Description of the task →
Pick out every line holding the string "способ" and copy it.

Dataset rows
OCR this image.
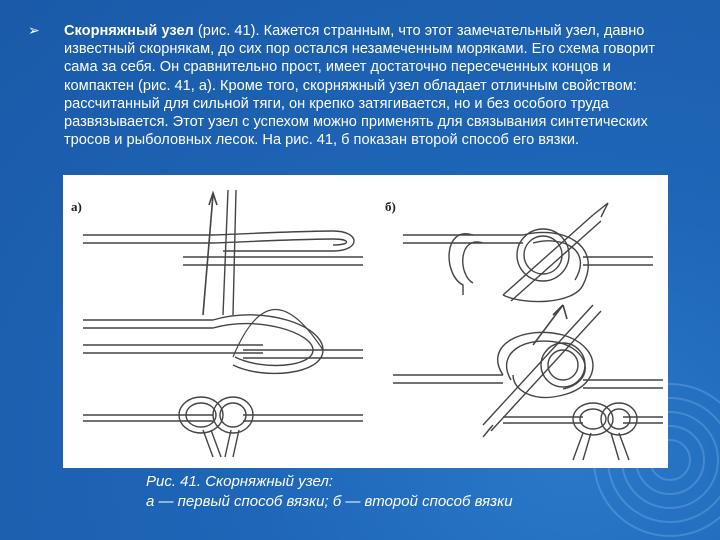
➢ Скорняжный узел (рис. 41). Кажется странным, что этот замечательный узел, давно известный скорнякам, до сих пор остался незамеченным моряками. Его схема говорит сама за себя. Он сравнительно прост, имеет достаточно пересеченных концов и компактен (рис. 41, а). Кроме того, скорняжный узел обладает отличным свойством: рассчитанный для сильной тяги, он крепко затягивается, но и без особого труда развязывается. Этот узел с успехом можно применять для связывания синтетических тросов и рыболовных лесок. На рис. 41, б показан второй способ его вязки.

а)	б)
Рис. 41. Скорняжный узел:
а — первый способ вязки; б — второй способ вязки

Solution to the problem →
➢ Скорняжный узел (рис. 41). Кажется странным, что этот замечательный узел, давно известный скорнякам, до сих пор остался незамеченным моряками. Его схема говорит сама за себя. Он сравнительно прост, имеет достаточно пересеченных концов и компактен (рис. 41, а). Кроме того, скорняжный узел обладает отличным свойством: рассчитанный для сильной тяги, он крепко затягивается, но и без особого труда развязывается. Этот узел с успехом можно применять для связывания синтетических тросов и рыболовных лесок. На рис. 41, б показан второй способ его вязки.
а — первый способ вязки; б — второй способ вязки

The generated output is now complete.